Look for "экрана" in each line of the entries, and return the matching lines.

--- BEGIN SUPPLIED DATA ---

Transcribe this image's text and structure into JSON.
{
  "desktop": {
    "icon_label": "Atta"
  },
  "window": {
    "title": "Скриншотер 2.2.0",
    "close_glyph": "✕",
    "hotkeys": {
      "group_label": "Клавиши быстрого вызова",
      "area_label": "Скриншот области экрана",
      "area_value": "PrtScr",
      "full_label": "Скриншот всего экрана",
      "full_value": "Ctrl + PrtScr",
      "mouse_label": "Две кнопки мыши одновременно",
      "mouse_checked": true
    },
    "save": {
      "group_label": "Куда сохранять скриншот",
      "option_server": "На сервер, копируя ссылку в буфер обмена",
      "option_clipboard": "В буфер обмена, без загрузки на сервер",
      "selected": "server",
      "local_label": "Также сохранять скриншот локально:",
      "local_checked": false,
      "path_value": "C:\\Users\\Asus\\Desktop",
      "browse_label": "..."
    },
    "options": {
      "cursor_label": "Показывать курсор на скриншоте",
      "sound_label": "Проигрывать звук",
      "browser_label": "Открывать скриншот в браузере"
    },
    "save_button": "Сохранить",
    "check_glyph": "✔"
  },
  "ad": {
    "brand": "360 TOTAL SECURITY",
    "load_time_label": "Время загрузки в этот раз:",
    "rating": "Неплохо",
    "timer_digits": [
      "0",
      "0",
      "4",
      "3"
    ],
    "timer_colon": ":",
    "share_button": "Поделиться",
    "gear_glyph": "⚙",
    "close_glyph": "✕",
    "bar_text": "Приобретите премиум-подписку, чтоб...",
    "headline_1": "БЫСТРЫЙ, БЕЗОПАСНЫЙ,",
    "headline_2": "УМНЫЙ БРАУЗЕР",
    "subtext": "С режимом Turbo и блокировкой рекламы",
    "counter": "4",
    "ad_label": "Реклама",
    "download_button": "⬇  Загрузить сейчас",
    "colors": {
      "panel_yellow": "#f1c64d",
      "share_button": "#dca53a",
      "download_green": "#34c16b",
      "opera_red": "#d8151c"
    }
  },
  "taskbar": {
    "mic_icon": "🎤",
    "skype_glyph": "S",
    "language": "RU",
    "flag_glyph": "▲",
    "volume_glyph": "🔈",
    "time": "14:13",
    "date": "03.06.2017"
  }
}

--- END SUPPLIED DATA ---
--- BEGIN SUPPLIED DATA ---

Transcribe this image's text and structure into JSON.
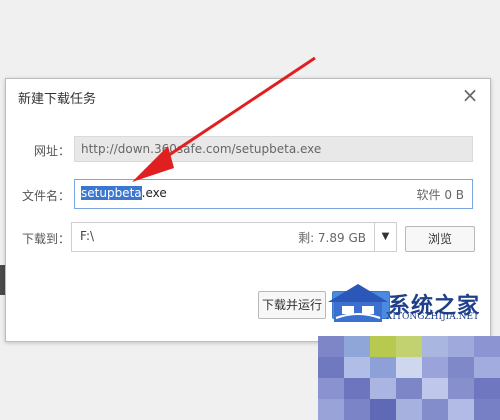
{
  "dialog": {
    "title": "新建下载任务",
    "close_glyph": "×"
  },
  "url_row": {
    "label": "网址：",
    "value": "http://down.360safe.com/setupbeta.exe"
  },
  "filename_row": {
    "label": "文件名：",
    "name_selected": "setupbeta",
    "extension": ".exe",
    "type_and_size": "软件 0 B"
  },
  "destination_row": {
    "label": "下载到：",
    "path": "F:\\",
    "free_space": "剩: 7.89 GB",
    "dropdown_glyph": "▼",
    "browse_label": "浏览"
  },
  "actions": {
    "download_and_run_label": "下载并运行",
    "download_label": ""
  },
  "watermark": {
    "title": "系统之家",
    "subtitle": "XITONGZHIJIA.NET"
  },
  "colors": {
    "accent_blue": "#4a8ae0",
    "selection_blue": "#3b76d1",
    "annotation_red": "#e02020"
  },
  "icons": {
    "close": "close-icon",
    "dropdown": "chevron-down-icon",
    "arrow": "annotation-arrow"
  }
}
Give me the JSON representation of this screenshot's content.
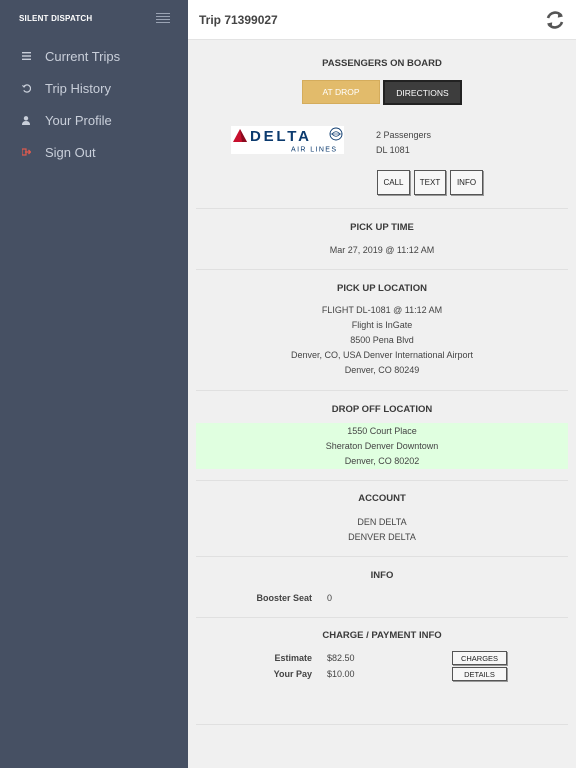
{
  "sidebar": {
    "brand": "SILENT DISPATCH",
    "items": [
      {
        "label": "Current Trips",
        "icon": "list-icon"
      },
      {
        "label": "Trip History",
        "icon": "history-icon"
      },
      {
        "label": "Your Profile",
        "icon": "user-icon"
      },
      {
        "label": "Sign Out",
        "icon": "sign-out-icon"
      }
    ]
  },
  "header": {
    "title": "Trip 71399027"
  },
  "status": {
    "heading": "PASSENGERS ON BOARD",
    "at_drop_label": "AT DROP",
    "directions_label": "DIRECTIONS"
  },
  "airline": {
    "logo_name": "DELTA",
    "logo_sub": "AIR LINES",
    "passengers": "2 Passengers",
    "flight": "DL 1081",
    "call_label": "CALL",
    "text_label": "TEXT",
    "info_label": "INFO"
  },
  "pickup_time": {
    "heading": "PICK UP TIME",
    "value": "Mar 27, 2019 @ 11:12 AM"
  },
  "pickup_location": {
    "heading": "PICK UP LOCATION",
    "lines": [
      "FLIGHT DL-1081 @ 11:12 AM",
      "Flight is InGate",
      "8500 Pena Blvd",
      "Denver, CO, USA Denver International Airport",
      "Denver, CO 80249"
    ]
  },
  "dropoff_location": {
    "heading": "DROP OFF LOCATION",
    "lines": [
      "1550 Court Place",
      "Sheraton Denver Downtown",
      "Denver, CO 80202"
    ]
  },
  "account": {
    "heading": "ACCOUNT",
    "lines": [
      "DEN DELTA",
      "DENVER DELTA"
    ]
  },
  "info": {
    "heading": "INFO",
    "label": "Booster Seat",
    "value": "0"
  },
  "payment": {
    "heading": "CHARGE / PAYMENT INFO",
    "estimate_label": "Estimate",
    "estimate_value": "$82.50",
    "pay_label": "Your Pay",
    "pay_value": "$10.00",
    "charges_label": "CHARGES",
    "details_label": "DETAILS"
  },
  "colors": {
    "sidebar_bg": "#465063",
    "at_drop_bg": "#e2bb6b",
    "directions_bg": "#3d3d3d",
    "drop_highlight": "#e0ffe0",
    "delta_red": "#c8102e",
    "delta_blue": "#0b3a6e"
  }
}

--- END SUPPLIED DATA ---

- _ANSWER TO THIS TASK_
      "area_label": "Скриншот области экрана",
      "full_label": "Скриншот всего экрана",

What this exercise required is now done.